• **Problem**
Please return these lines verbatim. Begin at the first line and stop after the one that contains "faq-question: Comment se".

— begin Data shown —

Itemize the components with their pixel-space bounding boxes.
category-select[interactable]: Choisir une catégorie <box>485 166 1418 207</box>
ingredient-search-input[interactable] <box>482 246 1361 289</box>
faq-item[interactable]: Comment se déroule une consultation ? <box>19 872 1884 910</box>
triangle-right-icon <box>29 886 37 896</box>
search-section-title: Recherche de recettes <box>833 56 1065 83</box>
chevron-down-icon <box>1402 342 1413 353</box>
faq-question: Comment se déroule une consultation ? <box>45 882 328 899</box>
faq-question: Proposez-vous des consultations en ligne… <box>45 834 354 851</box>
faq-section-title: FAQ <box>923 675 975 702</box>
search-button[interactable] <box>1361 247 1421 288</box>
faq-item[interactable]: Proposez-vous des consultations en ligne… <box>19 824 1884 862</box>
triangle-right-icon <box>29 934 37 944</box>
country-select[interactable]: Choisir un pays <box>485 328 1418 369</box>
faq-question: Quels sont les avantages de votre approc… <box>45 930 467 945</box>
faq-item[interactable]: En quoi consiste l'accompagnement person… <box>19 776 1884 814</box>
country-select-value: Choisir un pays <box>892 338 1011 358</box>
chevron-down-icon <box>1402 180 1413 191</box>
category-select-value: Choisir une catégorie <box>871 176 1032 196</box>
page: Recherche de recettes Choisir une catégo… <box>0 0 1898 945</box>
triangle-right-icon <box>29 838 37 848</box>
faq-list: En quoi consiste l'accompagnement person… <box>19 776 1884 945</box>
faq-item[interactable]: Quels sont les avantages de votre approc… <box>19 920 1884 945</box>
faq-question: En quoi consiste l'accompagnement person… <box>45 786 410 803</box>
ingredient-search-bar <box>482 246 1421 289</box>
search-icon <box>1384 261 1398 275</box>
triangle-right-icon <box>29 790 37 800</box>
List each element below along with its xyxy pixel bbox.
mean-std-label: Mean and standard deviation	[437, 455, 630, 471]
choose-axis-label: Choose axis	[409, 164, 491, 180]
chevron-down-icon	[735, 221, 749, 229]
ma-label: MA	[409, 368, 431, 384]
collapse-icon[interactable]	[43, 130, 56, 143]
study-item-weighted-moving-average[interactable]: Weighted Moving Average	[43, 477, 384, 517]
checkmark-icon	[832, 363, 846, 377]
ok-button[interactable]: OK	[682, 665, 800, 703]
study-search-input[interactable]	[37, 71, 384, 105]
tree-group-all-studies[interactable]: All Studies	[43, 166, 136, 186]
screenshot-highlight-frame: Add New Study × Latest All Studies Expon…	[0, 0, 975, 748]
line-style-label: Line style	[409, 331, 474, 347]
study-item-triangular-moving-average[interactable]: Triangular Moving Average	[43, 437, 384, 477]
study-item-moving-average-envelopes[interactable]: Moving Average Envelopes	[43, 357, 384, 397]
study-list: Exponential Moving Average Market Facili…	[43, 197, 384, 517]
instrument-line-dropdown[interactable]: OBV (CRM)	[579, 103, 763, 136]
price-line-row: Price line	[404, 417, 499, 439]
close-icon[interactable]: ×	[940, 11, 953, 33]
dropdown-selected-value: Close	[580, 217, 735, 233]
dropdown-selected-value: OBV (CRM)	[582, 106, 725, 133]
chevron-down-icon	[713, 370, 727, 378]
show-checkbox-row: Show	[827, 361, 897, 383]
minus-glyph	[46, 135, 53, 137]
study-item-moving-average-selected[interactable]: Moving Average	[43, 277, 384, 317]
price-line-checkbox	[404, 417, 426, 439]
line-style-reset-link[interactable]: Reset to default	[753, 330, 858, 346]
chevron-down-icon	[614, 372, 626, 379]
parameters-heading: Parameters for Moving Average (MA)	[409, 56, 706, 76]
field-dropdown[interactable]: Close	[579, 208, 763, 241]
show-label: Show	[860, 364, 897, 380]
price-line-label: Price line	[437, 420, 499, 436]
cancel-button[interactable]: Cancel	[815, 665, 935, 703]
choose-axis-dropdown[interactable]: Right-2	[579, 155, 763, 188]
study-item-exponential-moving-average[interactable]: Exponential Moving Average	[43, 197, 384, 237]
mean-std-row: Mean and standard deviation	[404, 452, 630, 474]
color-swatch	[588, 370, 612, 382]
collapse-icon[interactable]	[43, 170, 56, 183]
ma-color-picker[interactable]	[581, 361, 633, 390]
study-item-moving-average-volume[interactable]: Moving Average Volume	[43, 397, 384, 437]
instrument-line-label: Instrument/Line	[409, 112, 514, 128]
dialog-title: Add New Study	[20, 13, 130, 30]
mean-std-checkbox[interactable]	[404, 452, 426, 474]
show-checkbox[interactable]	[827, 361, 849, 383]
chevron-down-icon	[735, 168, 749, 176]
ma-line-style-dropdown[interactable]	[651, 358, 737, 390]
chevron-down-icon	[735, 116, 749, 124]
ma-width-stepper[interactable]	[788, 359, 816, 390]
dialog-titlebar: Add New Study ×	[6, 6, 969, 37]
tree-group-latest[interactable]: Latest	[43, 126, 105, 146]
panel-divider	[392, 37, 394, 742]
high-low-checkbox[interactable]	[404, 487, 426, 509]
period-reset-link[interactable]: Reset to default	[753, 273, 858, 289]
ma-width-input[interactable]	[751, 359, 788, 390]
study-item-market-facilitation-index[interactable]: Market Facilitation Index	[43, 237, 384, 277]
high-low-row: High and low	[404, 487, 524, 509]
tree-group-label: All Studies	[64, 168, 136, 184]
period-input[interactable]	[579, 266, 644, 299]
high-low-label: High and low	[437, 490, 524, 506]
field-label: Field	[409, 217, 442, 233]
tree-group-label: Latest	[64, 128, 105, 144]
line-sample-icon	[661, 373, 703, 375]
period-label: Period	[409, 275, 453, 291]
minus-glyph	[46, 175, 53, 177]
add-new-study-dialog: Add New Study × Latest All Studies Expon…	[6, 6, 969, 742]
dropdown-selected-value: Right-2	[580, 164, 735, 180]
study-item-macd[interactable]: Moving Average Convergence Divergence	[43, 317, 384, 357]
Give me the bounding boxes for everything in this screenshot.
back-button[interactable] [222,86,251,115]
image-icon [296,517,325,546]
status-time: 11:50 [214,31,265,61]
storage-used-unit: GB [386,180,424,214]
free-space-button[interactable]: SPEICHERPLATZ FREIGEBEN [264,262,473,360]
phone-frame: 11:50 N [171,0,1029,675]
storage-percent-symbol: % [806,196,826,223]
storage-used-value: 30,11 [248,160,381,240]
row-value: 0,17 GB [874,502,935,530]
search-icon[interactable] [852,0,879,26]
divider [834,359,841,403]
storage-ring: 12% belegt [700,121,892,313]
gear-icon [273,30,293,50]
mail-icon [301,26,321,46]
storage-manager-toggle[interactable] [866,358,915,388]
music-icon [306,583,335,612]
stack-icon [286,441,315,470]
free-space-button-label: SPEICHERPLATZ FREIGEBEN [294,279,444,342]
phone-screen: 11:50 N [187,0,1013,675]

— end Data shown —

• **Result of the exercise**
Itemize the components with their pixel-space bounding boxes.
category-select[interactable]: Choisir une catégorie <box>485 166 1418 207</box>
ingredient-search-input[interactable] <box>482 246 1361 289</box>
faq-item[interactable]: Comment se déroule une consultation ? <box>19 872 1884 910</box>
triangle-right-icon <box>29 886 37 896</box>
search-section-title: Recherche de recettes <box>833 56 1065 83</box>
chevron-down-icon <box>1402 342 1413 353</box>
faq-question: Comment se déroule une consultation ? <box>45 882 328 899</box>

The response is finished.